EXERCISE OBJECTIVE
Could you copy every row below word for word, leaving the pictures out?
* * * * * * * * *
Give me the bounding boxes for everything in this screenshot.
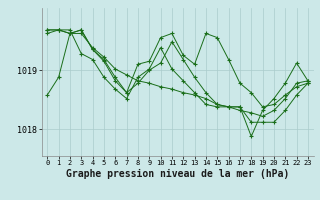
X-axis label: Graphe pression niveau de la mer (hPa): Graphe pression niveau de la mer (hPa) — [66, 169, 289, 179]
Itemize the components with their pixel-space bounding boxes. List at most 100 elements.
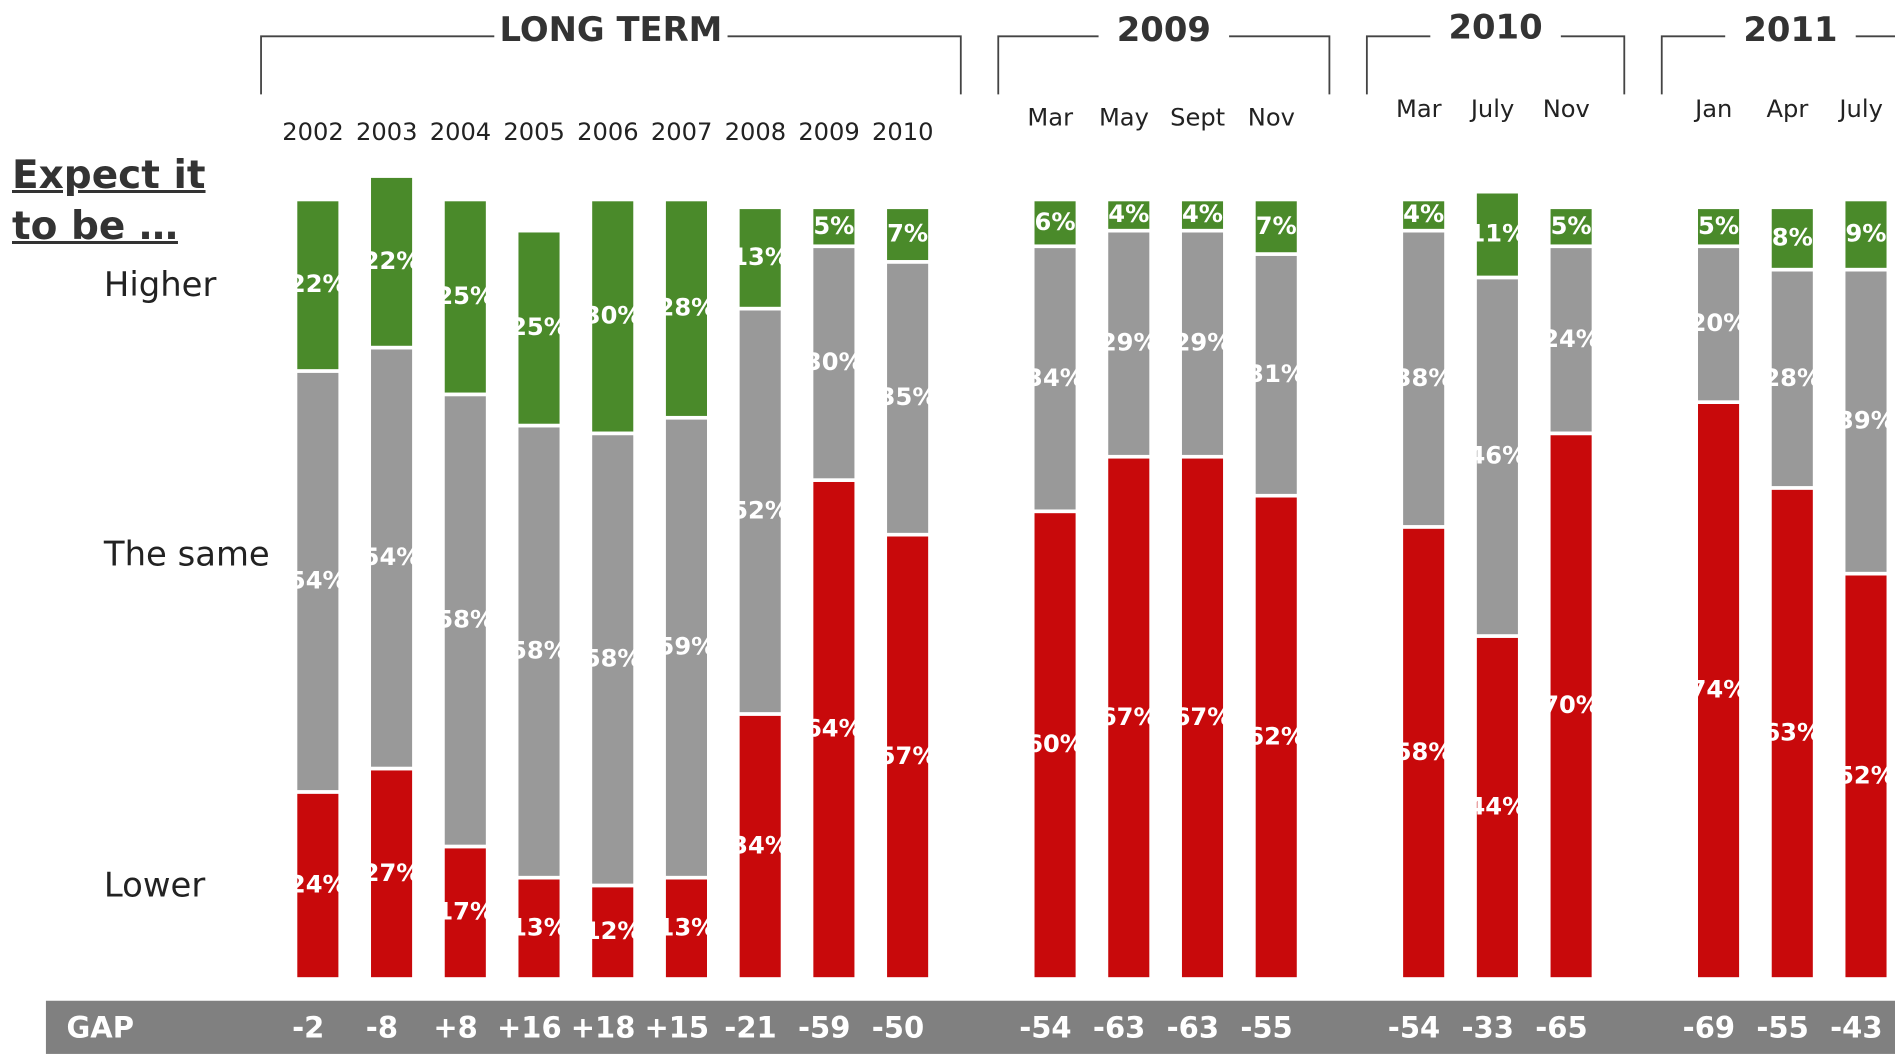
- gap-value: -2: [292, 1011, 324, 1045]
- data-label: 38%: [1395, 364, 1453, 392]
- x-tick-label: July: [1837, 95, 1882, 123]
- data-label: 7%: [1256, 212, 1297, 240]
- group-label: 2009: [1117, 10, 1211, 49]
- gap-value: -43: [1830, 1011, 1882, 1045]
- data-label: 31%: [1247, 360, 1305, 388]
- bar-segment: [809, 205, 859, 249]
- data-label: 6%: [1035, 208, 1076, 236]
- bar-segment: [588, 883, 637, 981]
- bar-segment: [1399, 228, 1448, 529]
- bar-segment: [736, 712, 785, 981]
- bar-segment: [1104, 228, 1153, 459]
- gap-value: -54: [1019, 1011, 1071, 1045]
- bar-segment: [662, 875, 711, 981]
- data-label: 35%: [879, 383, 937, 411]
- data-label: 54%: [289, 566, 347, 594]
- bar-segment: [293, 197, 343, 373]
- data-label: 30%: [584, 301, 642, 329]
- bar-segment: [1546, 244, 1596, 436]
- bar-segment: [1252, 252, 1301, 498]
- gap-value: -33: [1462, 1011, 1514, 1045]
- bar-segment: [1694, 205, 1743, 249]
- group-label: 2010: [1448, 8, 1542, 47]
- bar-segment: [883, 260, 932, 537]
- data-label: 64%: [805, 715, 863, 743]
- data-label: 67%: [1100, 703, 1158, 731]
- bar-segment: [809, 244, 859, 482]
- gap-value: -50: [872, 1011, 924, 1045]
- data-label: 63%: [1763, 718, 1821, 746]
- data-label: 25%: [436, 282, 494, 310]
- data-label: 46%: [1468, 442, 1526, 470]
- bar-segment: [514, 423, 564, 880]
- data-label: 52%: [1837, 761, 1895, 789]
- data-label: 59%: [658, 633, 716, 661]
- bar-segment: [1768, 267, 1817, 490]
- gap-value: +16: [497, 1011, 562, 1045]
- gap-value: +18: [571, 1011, 636, 1045]
- x-tick-label: Nov: [1248, 104, 1295, 132]
- data-label: 7%: [887, 220, 928, 248]
- x-tick-label: 2008: [725, 118, 786, 146]
- gap-value: -8: [366, 1011, 398, 1045]
- data-label: 58%: [510, 637, 568, 665]
- bar-segment: [662, 197, 711, 420]
- bracket-mask: [1430, 16, 1561, 51]
- data-label: 13%: [510, 913, 568, 941]
- data-label: 58%: [584, 644, 642, 672]
- data-label: 4%: [1182, 200, 1223, 228]
- bar-segment: [1252, 197, 1301, 256]
- bracket-mask: [1098, 16, 1230, 51]
- bar-segment: [293, 369, 343, 794]
- bracket-mask: [494, 16, 728, 51]
- x-tick-label: 2004: [430, 118, 491, 146]
- bar-segment: [1030, 509, 1080, 981]
- bar-segment: [1768, 486, 1817, 981]
- bar-segment: [1473, 189, 1522, 280]
- bar-segment: [293, 790, 343, 981]
- legend-label: Lower: [104, 866, 205, 905]
- chart-title: Expect it to be …: [12, 153, 206, 249]
- x-tick-label: 2006: [577, 118, 638, 146]
- data-label: 57%: [879, 742, 937, 770]
- data-label: 13%: [658, 913, 716, 941]
- legend-label: Higher: [104, 265, 217, 304]
- data-label: 30%: [805, 348, 863, 376]
- data-label: 20%: [1690, 309, 1748, 337]
- data-label: 28%: [658, 294, 716, 322]
- gap-value: -54: [1388, 1011, 1440, 1045]
- data-label: 34%: [1026, 364, 1084, 392]
- gap-value: -65: [1535, 1011, 1587, 1045]
- x-tick-label: Jan: [1693, 95, 1732, 123]
- x-tick-label: May: [1099, 104, 1149, 132]
- x-tick-label: July: [1469, 95, 1514, 123]
- data-label: 27%: [363, 859, 421, 887]
- data-label: 54%: [363, 543, 421, 571]
- bar-segment: [367, 174, 416, 350]
- gap-value: -55: [1240, 1011, 1292, 1045]
- bar-segment: [1694, 400, 1743, 981]
- bar-segment: [1178, 197, 1227, 233]
- x-tick-label: 2010: [872, 118, 933, 146]
- bar-segment: [1546, 205, 1596, 249]
- bar-segment: [1399, 525, 1448, 981]
- gap-title: GAP: [66, 1011, 134, 1045]
- bar-segment: [809, 478, 859, 981]
- data-label: 67%: [1174, 703, 1232, 731]
- data-label: 58%: [436, 605, 494, 633]
- bar-segment: [441, 392, 490, 849]
- data-label: 58%: [1395, 738, 1453, 766]
- bar-segment: [514, 228, 564, 428]
- data-label: 44%: [1468, 793, 1526, 821]
- data-label: 29%: [1100, 329, 1158, 357]
- data-label: 22%: [289, 270, 347, 298]
- group-label: 2011: [1743, 10, 1837, 49]
- gap-value: -21: [724, 1011, 776, 1045]
- bar-segment: [441, 197, 490, 397]
- bar-segment: [441, 844, 490, 981]
- data-label: 52%: [731, 496, 789, 524]
- data-label: 60%: [1026, 730, 1084, 758]
- bar-segment: [588, 197, 637, 436]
* * * * * * * * *
SOLUTION TO THIS EXERCISE
Give me the bounding boxes for everything in this screenshot.
X-axis label: Graphe pression niveau de la mer (hPa): Graphe pression niveau de la mer (hPa) — [66, 169, 289, 179]
Itemize the components with their pixel-space bounding boxes. List at most 100 elements.
- gap-value: -2: [292, 1011, 324, 1045]
- data-label: 38%: [1395, 364, 1453, 392]
- x-tick-label: July: [1837, 95, 1882, 123]
- data-label: 7%: [1256, 212, 1297, 240]
- group-label: 2009: [1117, 10, 1211, 49]
- gap-value: -43: [1830, 1011, 1882, 1045]
- data-label: 31%: [1247, 360, 1305, 388]
- bar-segment: [809, 205, 859, 249]
- data-label: 6%: [1035, 208, 1076, 236]
- bar-segment: [588, 883, 637, 981]
- bar-segment: [1399, 228, 1448, 529]
- bar-segment: [736, 712, 785, 981]
- bar-segment: [1104, 228, 1153, 459]
- gap-value: -54: [1019, 1011, 1071, 1045]
- bar-segment: [662, 875, 711, 981]
- data-label: 35%: [879, 383, 937, 411]
- data-label: 54%: [289, 566, 347, 594]
- bar-segment: [293, 197, 343, 373]
- data-label: 30%: [584, 301, 642, 329]
- bar-segment: [1546, 244, 1596, 436]
- bar-segment: [1252, 252, 1301, 498]
- gap-value: -33: [1462, 1011, 1514, 1045]
- bar-segment: [1694, 205, 1743, 249]
- group-label: 2010: [1448, 8, 1542, 47]
- bar-segment: [883, 260, 932, 537]
- data-label: 64%: [805, 715, 863, 743]
- data-label: 67%: [1100, 703, 1158, 731]
- bar-segment: [809, 244, 859, 482]
- gap-value: -50: [872, 1011, 924, 1045]
- data-label: 63%: [1763, 718, 1821, 746]
- data-label: 25%: [436, 282, 494, 310]
- data-label: 46%: [1468, 442, 1526, 470]
- bar-segment: [514, 423, 564, 880]
- data-label: 52%: [1837, 761, 1895, 789]
- data-label: 59%: [658, 633, 716, 661]
- bar-segment: [1768, 267, 1817, 490]
- gap-value: +16: [497, 1011, 562, 1045]
- gap-value: +18: [571, 1011, 636, 1045]
- x-tick-label: Nov: [1248, 104, 1295, 132]
- data-label: 7%: [887, 220, 928, 248]
- x-tick-label: 2008: [725, 118, 786, 146]
- gap-value: -8: [366, 1011, 398, 1045]
- data-label: 58%: [510, 637, 568, 665]
- bar-segment: [662, 197, 711, 420]
- bracket-mask: [1430, 16, 1561, 51]
- data-label: 13%: [510, 913, 568, 941]
- data-label: 58%: [584, 644, 642, 672]
- data-label: 4%: [1182, 200, 1223, 228]
- bar-segment: [1252, 197, 1301, 256]
- bracket-mask: [1098, 16, 1230, 51]
- bar-segment: [293, 369, 343, 794]
- bracket-mask: [494, 16, 728, 51]
- x-tick-label: 2004: [430, 118, 491, 146]
- bar-segment: [1030, 509, 1080, 981]
- bar-segment: [1768, 486, 1817, 981]
- bar-segment: [1473, 189, 1522, 280]
- bar-segment: [293, 790, 343, 981]
- legend-label: Lower: [104, 866, 205, 905]
- chart-title: Expect it to be …: [12, 153, 206, 249]
- x-tick-label: 2006: [577, 118, 638, 146]
- data-label: 57%: [879, 742, 937, 770]
- data-label: 13%: [658, 913, 716, 941]
- legend-label: Higher: [104, 265, 217, 304]
- data-label: 30%: [805, 348, 863, 376]
- data-label: 20%: [1690, 309, 1748, 337]
- data-label: 28%: [658, 294, 716, 322]
- gap-value: -54: [1388, 1011, 1440, 1045]
- data-label: 34%: [1026, 364, 1084, 392]
- gap-value: -65: [1535, 1011, 1587, 1045]
- x-tick-label: Jan: [1693, 95, 1732, 123]
- x-tick-label: May: [1099, 104, 1149, 132]
- x-tick-label: July: [1469, 95, 1514, 123]
- data-label: 27%: [363, 859, 421, 887]
- data-label: 54%: [363, 543, 421, 571]
- bar-segment: [367, 174, 416, 350]
- gap-value: -55: [1240, 1011, 1292, 1045]
- bar-segment: [1694, 400, 1743, 981]
- bar-segment: [1178, 197, 1227, 233]
- x-tick-label: 2010: [872, 118, 933, 146]
- bar-segment: [1546, 205, 1596, 249]
- bar-segment: [1399, 525, 1448, 981]
- gap-title: GAP: [66, 1011, 134, 1045]
- bar-segment: [809, 478, 859, 981]
- data-label: 67%: [1174, 703, 1232, 731]
- data-label: 58%: [436, 605, 494, 633]
- bar-segment: [441, 392, 490, 849]
- data-label: 58%: [1395, 738, 1453, 766]
- bar-segment: [514, 228, 564, 428]
- data-label: 44%: [1468, 793, 1526, 821]
- data-label: 29%: [1100, 329, 1158, 357]
- data-label: 22%: [289, 270, 347, 298]
- group-label: 2011: [1743, 10, 1837, 49]
- gap-value: -21: [724, 1011, 776, 1045]
- bar-segment: [441, 197, 490, 397]
- bar-segment: [441, 844, 490, 981]
- data-label: 52%: [731, 496, 789, 524]
- data-label: 60%: [1026, 730, 1084, 758]
- bar-segment: [588, 197, 637, 436]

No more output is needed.